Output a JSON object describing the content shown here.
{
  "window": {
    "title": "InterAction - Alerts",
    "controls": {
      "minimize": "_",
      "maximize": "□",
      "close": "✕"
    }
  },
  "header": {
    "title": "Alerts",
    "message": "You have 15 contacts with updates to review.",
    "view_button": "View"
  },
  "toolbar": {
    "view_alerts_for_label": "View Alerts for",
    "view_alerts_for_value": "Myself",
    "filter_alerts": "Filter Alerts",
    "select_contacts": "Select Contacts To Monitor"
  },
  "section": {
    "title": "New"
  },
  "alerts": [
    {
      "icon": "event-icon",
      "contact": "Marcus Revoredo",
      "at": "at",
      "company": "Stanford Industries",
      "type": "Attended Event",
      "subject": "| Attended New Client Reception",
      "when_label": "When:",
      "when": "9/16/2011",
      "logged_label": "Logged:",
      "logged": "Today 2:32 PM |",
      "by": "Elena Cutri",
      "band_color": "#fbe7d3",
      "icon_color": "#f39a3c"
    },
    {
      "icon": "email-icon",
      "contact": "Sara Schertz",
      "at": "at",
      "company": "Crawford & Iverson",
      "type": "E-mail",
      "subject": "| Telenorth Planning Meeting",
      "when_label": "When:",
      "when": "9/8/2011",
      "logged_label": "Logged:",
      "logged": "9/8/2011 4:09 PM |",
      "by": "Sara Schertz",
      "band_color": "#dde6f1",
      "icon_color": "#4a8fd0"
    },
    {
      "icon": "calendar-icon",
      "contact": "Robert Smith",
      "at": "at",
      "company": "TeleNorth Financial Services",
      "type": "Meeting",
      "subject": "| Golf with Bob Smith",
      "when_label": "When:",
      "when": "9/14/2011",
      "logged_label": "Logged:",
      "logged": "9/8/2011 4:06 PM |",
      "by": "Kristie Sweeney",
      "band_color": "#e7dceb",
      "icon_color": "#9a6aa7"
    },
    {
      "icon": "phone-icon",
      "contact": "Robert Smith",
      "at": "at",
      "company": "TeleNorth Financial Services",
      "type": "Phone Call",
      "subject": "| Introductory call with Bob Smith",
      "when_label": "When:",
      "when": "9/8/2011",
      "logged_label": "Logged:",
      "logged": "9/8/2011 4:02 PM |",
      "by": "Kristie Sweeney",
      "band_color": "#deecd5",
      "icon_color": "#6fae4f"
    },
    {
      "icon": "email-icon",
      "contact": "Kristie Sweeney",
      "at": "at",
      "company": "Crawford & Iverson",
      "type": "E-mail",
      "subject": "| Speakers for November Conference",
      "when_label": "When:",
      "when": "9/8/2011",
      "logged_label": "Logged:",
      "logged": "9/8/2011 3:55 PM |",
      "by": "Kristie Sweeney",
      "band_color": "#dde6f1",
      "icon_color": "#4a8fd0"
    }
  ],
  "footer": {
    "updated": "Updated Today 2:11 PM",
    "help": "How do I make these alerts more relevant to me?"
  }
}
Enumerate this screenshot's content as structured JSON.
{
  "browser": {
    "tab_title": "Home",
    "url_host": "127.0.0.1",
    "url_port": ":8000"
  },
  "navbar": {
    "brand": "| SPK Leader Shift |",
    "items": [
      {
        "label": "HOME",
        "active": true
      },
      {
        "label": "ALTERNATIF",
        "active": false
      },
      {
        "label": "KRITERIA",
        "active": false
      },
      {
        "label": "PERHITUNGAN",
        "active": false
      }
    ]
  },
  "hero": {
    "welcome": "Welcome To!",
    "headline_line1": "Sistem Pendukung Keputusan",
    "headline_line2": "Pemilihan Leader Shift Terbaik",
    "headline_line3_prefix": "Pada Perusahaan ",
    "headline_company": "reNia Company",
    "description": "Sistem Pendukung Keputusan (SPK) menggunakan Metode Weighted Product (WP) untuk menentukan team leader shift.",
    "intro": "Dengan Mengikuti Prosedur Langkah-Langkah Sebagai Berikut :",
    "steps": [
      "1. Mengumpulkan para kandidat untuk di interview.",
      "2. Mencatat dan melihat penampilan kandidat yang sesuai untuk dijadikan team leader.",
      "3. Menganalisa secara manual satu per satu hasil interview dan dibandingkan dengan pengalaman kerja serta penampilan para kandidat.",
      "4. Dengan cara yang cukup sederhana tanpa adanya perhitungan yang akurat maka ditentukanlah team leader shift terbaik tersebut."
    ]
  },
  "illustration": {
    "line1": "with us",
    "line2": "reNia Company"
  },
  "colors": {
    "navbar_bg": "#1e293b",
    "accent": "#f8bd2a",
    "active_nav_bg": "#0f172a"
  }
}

# Instructions for the task
Write out all the data again, exactly as it appears.

# The answer
Output a JSON object describing the content shown here.
{
  "window": {
    "title": "InterAction - Alerts",
    "controls": {
      "minimize": "_",
      "maximize": "□",
      "close": "✕"
    }
  },
  "header": {
    "title": "Alerts",
    "message": "You have 15 contacts with updates to review.",
    "view_button": "View"
  },
  "toolbar": {
    "view_alerts_for_label": "View Alerts for",
    "view_alerts_for_value": "Myself",
    "filter_alerts": "Filter Alerts",
    "select_contacts": "Select Contacts To Monitor"
  },
  "section": {
    "title": "New"
  },
  "alerts": [
    {
      "icon": "event-icon",
      "contact": "Marcus Revoredo",
      "at": "at",
      "company": "Stanford Industries",
      "type": "Attended Event",
      "subject": "| Attended New Client Reception",
      "when_label": "When:",
      "when": "9/16/2011",
      "logged_label": "Logged:",
      "logged": "Today 2:32 PM |",
      "by": "Elena Cutri",
      "band_color": "#fbe7d3",
      "icon_color": "#f39a3c"
    },
    {
      "icon": "email-icon",
      "contact": "Sara Schertz",
      "at": "at",
      "company": "Crawford & Iverson",
      "type": "E-mail",
      "subject": "| Telenorth Planning Meeting",
      "when_label": "When:",
      "when": "9/8/2011",
      "logged_label": "Logged:",
      "logged": "9/8/2011 4:09 PM |",
      "by": "Sara Schertz",
      "band_color": "#dde6f1",
      "icon_color": "#4a8fd0"
    },
    {
      "icon": "calendar-icon",
      "contact": "Robert Smith",
      "at": "at",
      "company": "TeleNorth Financial Services",
      "type": "Meeting",
      "subject": "| Golf with Bob Smith",
      "when_label": "When:",
      "when": "9/14/2011",
      "logged_label": "Logged:",
      "logged": "9/8/2011 4:06 PM |",
      "by": "Kristie Sweeney",
      "band_color": "#e7dceb",
      "icon_color": "#9a6aa7"
    },
    {
      "icon": "phone-icon",
      "contact": "Robert Smith",
      "at": "at",
      "company": "TeleNorth Financial Services",
      "type": "Phone Call",
      "subject": "| Introductory call with Bob Smith",
      "when_label": "When:",
      "when": "9/8/2011",
      "logged_label": "Logged:",
      "logged": "9/8/2011 4:02 PM |",
      "by": "Kristie Sweeney",
      "band_color": "#deecd5",
      "icon_color": "#6fae4f"
    },
    {
      "icon": "email-icon",
      "contact": "Kristie Sweeney",
      "at": "at",
      "company": "Crawford & Iverson",
      "type": "E-mail",
      "subject": "| Speakers for November Conference",
      "when_label": "When:",
      "when": "9/8/2011",
      "logged_label": "Logged:",
      "logged": "9/8/2011 3:55 PM |",
      "by": "Kristie Sweeney",
      "band_color": "#dde6f1",
      "icon_color": "#4a8fd0"
    }
  ],
  "footer": {
    "updated": "Updated Today 2:11 PM",
    "help": "How do I make these alerts more relevant to me?"
  }
}
Enumerate this screenshot's content as structured JSON.
{
  "browser": {
    "tab_title": "Home",
    "url_host": "127.0.0.1",
    "url_port": ":8000"
  },
  "navbar": {
    "brand": "| SPK Leader Shift |",
    "items": [
      {
        "label": "HOME",
        "active": true
      },
      {
        "label": "ALTERNATIF",
        "active": false
      },
      {
        "label": "KRITERIA",
        "active": false
      },
      {
        "label": "PERHITUNGAN",
        "active": false
      }
    ]
  },
  "hero": {
    "welcome": "Welcome To!",
    "headline_line1": "Sistem Pendukung Keputusan",
    "headline_line2": "Pemilihan Leader Shift Terbaik",
    "headline_line3_prefix": "Pada Perusahaan ",
    "headline_company": "reNia Company",
    "description": "Sistem Pendukung Keputusan (SPK) menggunakan Metode Weighted Product (WP) untuk menentukan team leader shift.",
    "intro": "Dengan Mengikuti Prosedur Langkah-Langkah Sebagai Berikut :",
    "steps": [
      "1. Mengumpulkan para kandidat untuk di interview.",
      "2. Mencatat dan melihat penampilan kandidat yang sesuai untuk dijadikan team leader.",
      "3. Menganalisa secara manual satu per satu hasil interview dan dibandingkan dengan pengalaman kerja serta penampilan para kandidat.",
      "4. Dengan cara yang cukup sederhana tanpa adanya perhitungan yang akurat maka ditentukanlah team leader shift terbaik tersebut."
    ]
  },
  "illustration": {
    "line1": "with us",
    "line2": "reNia Company"
  },
  "colors": {
    "navbar_bg": "#1e293b",
    "accent": "#f8bd2a",
    "active_nav_bg": "#0f172a"
  }
}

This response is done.